Give every line of the material again, exactly as written.

**Extracted material**
-- Start --

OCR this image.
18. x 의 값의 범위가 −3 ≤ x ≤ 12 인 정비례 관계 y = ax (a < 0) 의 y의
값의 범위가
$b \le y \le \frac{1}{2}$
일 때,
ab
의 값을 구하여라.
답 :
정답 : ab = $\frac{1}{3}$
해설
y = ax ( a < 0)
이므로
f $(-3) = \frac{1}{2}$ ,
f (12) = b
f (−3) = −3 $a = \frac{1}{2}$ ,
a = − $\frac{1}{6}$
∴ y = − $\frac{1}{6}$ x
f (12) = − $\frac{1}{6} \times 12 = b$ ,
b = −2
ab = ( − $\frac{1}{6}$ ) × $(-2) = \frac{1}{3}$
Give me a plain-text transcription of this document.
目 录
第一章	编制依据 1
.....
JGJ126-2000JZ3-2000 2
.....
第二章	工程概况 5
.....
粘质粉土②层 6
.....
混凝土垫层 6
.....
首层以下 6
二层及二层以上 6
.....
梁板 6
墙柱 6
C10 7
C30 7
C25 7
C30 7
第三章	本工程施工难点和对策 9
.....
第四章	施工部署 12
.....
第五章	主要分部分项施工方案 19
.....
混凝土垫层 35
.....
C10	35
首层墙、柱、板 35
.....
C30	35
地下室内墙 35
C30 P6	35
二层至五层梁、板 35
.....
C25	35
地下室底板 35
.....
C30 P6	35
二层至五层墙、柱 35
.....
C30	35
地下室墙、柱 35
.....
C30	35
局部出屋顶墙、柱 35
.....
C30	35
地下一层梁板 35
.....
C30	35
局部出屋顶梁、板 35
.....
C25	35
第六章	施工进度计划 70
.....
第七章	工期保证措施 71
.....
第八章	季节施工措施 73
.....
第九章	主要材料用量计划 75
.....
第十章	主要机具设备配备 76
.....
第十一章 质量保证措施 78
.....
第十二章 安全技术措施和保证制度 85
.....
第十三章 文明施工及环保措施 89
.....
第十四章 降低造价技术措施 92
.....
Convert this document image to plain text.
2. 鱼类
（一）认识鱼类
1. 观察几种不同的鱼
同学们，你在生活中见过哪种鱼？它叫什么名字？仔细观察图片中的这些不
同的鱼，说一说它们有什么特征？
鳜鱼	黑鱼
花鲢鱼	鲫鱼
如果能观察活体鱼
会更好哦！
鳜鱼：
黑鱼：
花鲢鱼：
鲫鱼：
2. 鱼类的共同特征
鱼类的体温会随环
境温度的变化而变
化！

-- End --

**Response**
OCR this image.
18. x 의 값의 범위가 −3 ≤ x ≤ 12 인 정비례 관계 y = ax (a < 0) 의 y의
값의 범위가
$b \le y \le \frac{1}{2}$
일 때,
ab
의 값을 구하여라.
답 :
정답 : ab = $\frac{1}{3}$
해설
y = ax ( a < 0)
이므로
f $(-3) = \frac{1}{2}$ ,
f (12) = b
f (−3) = −3 $a = \frac{1}{2}$ ,
a = − $\frac{1}{6}$
∴ y = − $\frac{1}{6}$ x
f (12) = − $\frac{1}{6} \times 12 = b$ ,
b = −2
ab = ( − $\frac{1}{6}$ ) × $(-2) = \frac{1}{3}$
Give me a plain-text transcription of this document.
目 录
第一章	编制依据 1
.....
JGJ126-2000JZ3-2000 2
.....
第二章	工程概况 5
.....
粘质粉土②层 6
.....
混凝土垫层 6
.....
首层以下 6
二层及二层以上 6
.....
梁板 6
墙柱 6
C10 7
C30 7
C25 7
C30 7
第三章	本工程施工难点和对策 9
.....
第四章	施工部署 12
.....
第五章	主要分部分项施工方案 19
.....
混凝土垫层 35
.....
C10	35
首层墙、柱、板 35
.....
C30	35
地下室内墙 35
C30 P6	35
二层至五层梁、板 35
.....
C25	35
地下室底板 35
.....
C30 P6	35
二层至五层墙、柱 35
.....
C30	35
地下室墙、柱 35
.....
C30	35
局部出屋顶墙、柱 35
.....
C30	35
地下一层梁板 35
.....
C30	35
局部出屋顶梁、板 35
.....
C25	35
第六章	施工进度计划 70
.....
第七章	工期保证措施 71
.....
第八章	季节施工措施 73
.....
第九章	主要材料用量计划 75
.....
第十章	主要机具设备配备 76
.....
第十一章 质量保证措施 78
.....
第十二章 安全技术措施和保证制度 85
.....
第十三章 文明施工及环保措施 89
.....
第十四章 降低造价技术措施 92
.....
Convert this document image to plain text.
2. 鱼类
（一）认识鱼类
1. 观察几种不同的鱼
同学们，你在生活中见过哪种鱼？它叫什么名字？仔细观察图片中的这些不
同的鱼，说一说它们有什么特征？
鳜鱼	黑鱼
花鲢鱼	鲫鱼
如果能观察活体鱼
会更好哦！
鳜鱼：
黑鱼：
花鲢鱼：
鲫鱼：
2. 鱼类的共同特征
鱼类的体温会随环
境温度的变化而变
化！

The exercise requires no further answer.